- _Aim_
Pick out each line containing the string "Coefficient" and copy it.

- _Extracted entries_
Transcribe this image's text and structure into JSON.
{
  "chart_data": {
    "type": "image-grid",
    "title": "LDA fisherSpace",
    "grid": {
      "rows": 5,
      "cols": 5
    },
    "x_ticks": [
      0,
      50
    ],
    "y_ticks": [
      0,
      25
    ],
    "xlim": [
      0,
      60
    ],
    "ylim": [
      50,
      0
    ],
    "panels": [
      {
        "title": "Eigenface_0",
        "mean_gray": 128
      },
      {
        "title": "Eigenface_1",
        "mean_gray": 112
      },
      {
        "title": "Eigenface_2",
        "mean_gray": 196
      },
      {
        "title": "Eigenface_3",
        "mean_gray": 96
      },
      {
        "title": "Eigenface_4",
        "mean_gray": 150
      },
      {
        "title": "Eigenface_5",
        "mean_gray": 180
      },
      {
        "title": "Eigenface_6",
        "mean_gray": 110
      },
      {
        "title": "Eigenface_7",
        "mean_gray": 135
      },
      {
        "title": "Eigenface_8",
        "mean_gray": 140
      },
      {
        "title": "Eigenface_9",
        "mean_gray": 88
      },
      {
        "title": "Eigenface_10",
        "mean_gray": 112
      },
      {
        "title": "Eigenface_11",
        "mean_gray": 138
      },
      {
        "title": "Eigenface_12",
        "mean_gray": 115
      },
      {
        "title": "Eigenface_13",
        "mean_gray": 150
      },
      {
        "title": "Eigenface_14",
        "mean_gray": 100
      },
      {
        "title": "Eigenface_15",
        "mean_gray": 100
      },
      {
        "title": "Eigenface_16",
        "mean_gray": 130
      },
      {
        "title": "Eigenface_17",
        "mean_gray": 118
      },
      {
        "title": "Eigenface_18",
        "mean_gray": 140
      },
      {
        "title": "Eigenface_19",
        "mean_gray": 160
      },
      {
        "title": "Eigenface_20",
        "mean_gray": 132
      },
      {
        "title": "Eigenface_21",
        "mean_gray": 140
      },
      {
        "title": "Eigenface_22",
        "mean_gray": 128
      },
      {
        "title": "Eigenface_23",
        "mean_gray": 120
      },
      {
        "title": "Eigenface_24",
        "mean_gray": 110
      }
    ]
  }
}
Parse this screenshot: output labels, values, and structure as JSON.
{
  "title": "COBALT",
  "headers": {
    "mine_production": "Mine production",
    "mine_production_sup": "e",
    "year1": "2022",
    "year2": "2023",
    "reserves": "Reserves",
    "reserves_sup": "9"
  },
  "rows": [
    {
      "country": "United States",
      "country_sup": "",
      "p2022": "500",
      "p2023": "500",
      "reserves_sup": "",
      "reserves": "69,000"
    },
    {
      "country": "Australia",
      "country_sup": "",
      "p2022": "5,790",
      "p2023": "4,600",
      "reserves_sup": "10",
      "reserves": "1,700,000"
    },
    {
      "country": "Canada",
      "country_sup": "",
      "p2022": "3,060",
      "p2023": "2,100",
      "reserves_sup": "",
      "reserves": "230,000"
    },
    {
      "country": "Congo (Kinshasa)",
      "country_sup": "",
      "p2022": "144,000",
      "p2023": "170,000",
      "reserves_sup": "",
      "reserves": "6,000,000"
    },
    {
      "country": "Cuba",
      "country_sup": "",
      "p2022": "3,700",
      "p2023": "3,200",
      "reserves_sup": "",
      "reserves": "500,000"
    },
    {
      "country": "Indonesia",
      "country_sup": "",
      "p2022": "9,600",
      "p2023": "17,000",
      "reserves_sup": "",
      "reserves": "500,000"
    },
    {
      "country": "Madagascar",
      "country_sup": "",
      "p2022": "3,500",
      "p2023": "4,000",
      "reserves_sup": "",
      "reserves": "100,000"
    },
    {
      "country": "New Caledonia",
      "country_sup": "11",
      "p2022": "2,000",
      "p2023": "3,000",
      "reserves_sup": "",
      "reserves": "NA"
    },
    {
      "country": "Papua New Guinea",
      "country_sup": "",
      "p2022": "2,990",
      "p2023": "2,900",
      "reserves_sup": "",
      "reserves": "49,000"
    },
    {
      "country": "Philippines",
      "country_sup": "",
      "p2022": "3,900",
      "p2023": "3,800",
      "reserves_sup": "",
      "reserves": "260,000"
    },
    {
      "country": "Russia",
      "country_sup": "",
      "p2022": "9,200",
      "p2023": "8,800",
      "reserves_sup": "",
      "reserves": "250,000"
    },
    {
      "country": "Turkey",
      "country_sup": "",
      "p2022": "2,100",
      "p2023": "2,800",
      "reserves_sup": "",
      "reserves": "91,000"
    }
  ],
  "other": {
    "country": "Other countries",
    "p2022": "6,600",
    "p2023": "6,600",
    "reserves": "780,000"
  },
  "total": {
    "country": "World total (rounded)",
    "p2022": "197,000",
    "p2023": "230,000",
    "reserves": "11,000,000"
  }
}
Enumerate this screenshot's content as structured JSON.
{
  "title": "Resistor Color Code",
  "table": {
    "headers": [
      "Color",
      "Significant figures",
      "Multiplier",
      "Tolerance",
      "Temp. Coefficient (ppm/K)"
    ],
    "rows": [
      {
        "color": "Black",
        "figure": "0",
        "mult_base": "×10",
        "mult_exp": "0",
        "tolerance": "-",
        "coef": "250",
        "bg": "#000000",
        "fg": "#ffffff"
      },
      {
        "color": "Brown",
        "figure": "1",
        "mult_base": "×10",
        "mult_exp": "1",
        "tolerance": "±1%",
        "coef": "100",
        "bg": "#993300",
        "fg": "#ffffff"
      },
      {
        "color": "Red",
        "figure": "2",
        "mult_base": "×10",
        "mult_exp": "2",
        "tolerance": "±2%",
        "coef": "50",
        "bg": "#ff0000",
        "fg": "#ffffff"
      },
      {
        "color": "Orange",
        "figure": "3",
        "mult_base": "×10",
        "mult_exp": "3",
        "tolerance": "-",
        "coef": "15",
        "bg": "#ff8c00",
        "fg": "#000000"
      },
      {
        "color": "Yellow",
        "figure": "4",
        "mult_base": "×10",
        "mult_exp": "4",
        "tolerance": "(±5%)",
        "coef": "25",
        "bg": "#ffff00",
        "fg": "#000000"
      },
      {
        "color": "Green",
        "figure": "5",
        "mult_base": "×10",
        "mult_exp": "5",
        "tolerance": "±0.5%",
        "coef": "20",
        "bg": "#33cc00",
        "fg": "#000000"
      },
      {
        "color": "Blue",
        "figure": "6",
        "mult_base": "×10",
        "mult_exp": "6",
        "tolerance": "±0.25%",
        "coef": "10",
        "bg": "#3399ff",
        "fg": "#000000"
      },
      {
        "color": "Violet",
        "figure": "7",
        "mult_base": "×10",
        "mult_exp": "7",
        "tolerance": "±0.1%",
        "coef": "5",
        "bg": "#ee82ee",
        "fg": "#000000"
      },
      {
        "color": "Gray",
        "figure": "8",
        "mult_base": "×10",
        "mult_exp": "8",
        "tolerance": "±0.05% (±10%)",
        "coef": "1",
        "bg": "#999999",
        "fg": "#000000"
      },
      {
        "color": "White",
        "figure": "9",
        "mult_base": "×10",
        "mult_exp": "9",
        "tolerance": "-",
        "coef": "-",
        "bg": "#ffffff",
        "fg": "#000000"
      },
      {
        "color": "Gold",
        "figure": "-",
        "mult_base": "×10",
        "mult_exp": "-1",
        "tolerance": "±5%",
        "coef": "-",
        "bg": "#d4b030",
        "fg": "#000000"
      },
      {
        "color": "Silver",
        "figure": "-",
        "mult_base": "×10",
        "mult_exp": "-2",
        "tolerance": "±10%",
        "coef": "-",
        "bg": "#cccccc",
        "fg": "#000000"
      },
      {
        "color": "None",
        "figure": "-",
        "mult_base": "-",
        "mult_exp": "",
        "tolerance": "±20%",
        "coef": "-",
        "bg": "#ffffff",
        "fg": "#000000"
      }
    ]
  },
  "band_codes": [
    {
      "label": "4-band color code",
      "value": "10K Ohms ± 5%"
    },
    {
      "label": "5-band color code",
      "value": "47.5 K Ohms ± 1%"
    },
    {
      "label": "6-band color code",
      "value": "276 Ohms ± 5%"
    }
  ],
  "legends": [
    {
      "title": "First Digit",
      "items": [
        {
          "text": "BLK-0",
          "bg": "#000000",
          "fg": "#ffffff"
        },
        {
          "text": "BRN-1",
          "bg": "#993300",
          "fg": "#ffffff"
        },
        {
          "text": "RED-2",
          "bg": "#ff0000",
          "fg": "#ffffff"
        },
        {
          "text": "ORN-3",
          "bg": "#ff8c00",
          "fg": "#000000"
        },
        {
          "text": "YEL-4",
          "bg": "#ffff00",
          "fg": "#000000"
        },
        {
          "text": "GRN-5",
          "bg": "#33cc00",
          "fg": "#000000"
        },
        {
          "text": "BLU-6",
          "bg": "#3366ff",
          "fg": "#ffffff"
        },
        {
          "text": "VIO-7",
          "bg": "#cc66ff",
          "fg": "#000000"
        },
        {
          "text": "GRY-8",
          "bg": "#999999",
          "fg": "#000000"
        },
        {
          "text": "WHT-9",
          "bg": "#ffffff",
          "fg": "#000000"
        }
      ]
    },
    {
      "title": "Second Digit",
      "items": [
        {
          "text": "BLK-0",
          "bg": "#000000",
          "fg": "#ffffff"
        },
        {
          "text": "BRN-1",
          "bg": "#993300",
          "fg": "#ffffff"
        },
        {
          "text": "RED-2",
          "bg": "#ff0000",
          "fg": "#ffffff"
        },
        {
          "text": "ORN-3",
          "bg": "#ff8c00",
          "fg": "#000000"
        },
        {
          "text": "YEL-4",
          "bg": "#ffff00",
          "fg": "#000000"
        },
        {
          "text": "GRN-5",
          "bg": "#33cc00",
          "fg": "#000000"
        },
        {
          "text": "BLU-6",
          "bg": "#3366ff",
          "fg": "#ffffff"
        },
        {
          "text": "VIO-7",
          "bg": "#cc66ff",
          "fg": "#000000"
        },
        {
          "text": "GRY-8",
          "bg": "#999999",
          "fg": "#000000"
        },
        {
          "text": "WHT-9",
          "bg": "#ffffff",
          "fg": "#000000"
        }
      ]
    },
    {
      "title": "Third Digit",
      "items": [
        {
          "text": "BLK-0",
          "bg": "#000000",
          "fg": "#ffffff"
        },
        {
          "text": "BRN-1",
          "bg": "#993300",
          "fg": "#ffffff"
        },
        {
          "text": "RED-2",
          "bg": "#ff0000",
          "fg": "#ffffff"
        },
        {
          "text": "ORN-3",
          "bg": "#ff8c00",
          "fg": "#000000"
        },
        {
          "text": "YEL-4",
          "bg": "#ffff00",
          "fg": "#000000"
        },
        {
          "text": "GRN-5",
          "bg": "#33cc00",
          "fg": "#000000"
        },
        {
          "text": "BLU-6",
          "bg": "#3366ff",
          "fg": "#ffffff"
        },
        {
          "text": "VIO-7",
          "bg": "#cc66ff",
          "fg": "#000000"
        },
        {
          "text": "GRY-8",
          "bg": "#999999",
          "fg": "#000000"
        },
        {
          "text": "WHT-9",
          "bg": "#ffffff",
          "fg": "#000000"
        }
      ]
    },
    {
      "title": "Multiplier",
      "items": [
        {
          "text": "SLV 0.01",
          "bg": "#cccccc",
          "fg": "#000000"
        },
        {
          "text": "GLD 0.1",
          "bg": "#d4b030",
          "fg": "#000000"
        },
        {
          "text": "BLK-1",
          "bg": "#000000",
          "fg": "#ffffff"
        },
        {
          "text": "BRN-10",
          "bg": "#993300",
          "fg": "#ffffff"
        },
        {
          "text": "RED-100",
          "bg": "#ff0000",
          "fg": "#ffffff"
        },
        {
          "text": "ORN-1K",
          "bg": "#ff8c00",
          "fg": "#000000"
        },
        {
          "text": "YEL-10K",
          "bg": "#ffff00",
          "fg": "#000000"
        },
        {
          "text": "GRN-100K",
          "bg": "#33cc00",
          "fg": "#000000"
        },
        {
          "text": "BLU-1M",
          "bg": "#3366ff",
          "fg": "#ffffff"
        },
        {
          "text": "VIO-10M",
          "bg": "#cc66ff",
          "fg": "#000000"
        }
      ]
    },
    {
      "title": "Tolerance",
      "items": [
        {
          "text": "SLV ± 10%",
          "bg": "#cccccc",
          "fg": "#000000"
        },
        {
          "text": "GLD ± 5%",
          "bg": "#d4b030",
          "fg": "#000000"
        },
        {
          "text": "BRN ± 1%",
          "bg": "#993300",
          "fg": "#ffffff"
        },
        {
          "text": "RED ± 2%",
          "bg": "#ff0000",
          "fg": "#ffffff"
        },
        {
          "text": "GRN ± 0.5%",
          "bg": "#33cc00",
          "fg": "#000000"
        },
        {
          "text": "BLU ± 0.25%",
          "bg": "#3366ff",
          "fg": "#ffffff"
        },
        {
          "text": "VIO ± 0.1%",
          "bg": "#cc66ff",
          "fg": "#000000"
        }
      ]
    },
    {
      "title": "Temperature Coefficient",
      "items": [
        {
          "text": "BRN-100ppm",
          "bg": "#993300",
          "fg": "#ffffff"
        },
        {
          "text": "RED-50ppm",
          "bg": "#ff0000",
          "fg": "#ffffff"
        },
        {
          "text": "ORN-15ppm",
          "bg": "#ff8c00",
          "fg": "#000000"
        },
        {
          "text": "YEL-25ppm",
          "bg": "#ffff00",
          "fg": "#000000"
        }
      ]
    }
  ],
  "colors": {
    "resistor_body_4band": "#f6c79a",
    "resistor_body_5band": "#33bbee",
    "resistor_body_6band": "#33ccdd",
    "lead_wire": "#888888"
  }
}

- _Result_
      "Temp. Coefficient (ppm/K)"
      "title": "Temperature Coefficient",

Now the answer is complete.